**To be done**: Restate each line word for word. Leave out every picture.

**Records from a dataset**:
▼▼▼
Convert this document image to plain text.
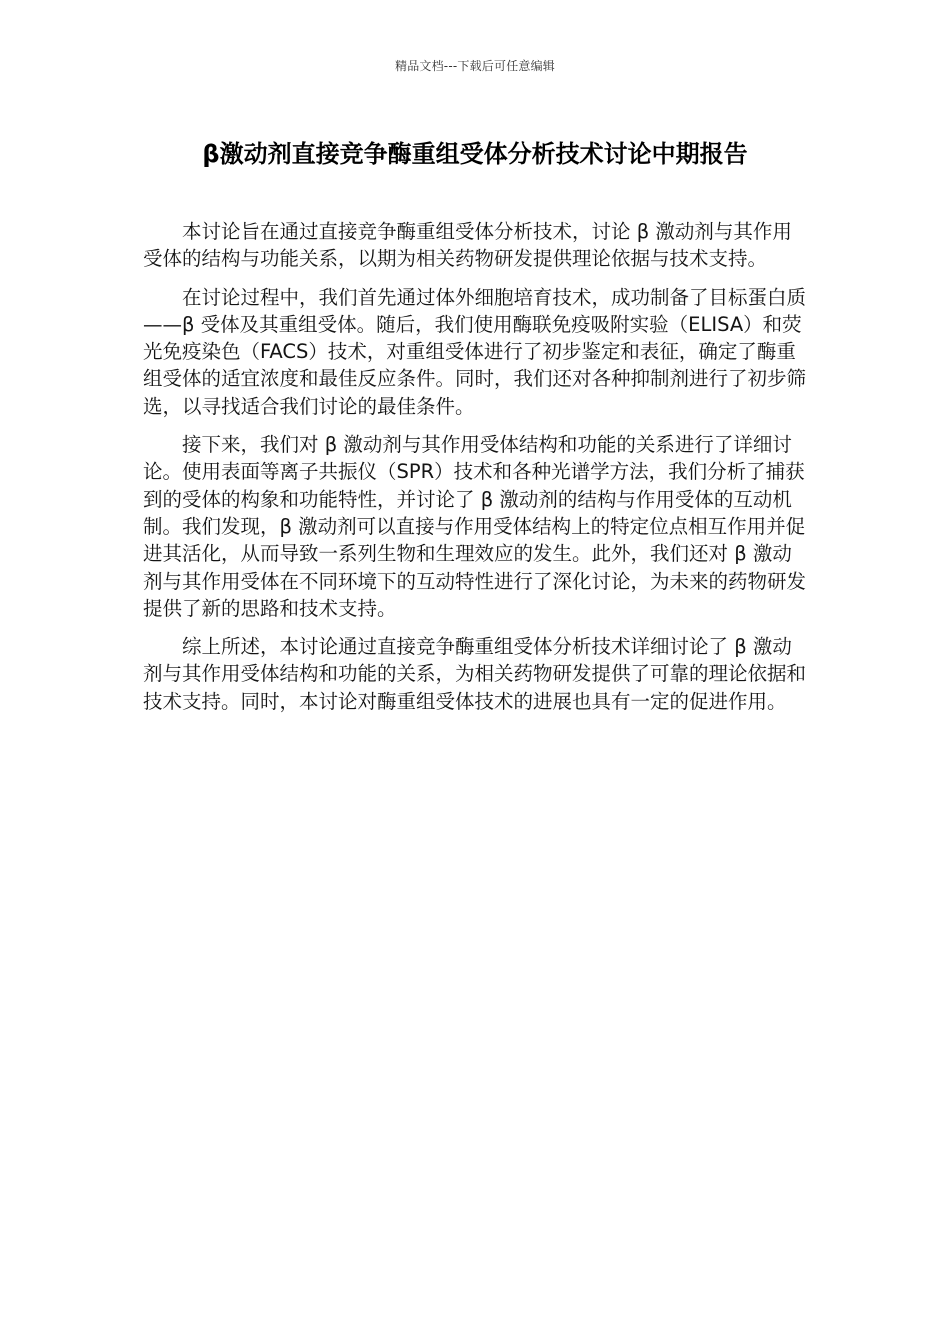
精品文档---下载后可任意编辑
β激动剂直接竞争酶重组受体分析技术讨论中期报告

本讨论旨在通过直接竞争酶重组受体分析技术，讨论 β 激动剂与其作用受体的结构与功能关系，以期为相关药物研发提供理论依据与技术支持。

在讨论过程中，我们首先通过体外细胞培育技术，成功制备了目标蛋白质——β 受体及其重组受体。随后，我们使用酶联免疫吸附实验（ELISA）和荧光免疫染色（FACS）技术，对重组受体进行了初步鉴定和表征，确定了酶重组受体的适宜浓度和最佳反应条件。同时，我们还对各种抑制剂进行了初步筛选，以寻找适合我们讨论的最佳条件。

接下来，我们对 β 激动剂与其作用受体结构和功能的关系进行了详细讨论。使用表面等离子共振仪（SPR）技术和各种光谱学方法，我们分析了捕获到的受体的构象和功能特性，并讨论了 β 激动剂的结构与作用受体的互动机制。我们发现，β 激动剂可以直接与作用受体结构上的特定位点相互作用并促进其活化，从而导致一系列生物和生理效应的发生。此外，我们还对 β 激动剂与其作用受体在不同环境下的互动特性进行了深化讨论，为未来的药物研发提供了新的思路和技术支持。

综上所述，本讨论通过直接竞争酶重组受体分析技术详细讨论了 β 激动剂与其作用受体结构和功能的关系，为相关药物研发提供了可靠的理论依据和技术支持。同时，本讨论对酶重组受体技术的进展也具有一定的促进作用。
▲▲▲
**Solution for this problem**:
Convert this document image to plain text.
精品文档---下载后可任意编辑
β激动剂直接竞争酶重组受体分析技术讨论中期报告

本讨论旨在通过直接竞争酶重组受体分析技术，讨论 β 激动剂与其作用受体的结构与功能关系，以期为相关药物研发提供理论依据与技术支持。

在讨论过程中，我们首先通过体外细胞培育技术，成功制备了目标蛋白质——β 受体及其重组受体。随后，我们使用酶联免疫吸附实验（ELISA）和荧光免疫染色（FACS）技术，对重组受体进行了初步鉴定和表征，确定了酶重组受体的适宜浓度和最佳反应条件。同时，我们还对各种抑制剂进行了初步筛选，以寻找适合我们讨论的最佳条件。

接下来，我们对 β 激动剂与其作用受体结构和功能的关系进行了详细讨论。使用表面等离子共振仪（SPR）技术和各种光谱学方法，我们分析了捕获到的受体的构象和功能特性，并讨论了 β 激动剂的结构与作用受体的互动机制。我们发现，β 激动剂可以直接与作用受体结构上的特定位点相互作用并促进其活化，从而导致一系列生物和生理效应的发生。此外，我们还对 β 激动剂与其作用受体在不同环境下的互动特性进行了深化讨论，为未来的药物研发提供了新的思路和技术支持。

综上所述，本讨论通过直接竞争酶重组受体分析技术详细讨论了 β 激动剂与其作用受体结构和功能的关系，为相关药物研发提供了可靠的理论依据和技术支持。同时，本讨论对酶重组受体技术的进展也具有一定的促进作用。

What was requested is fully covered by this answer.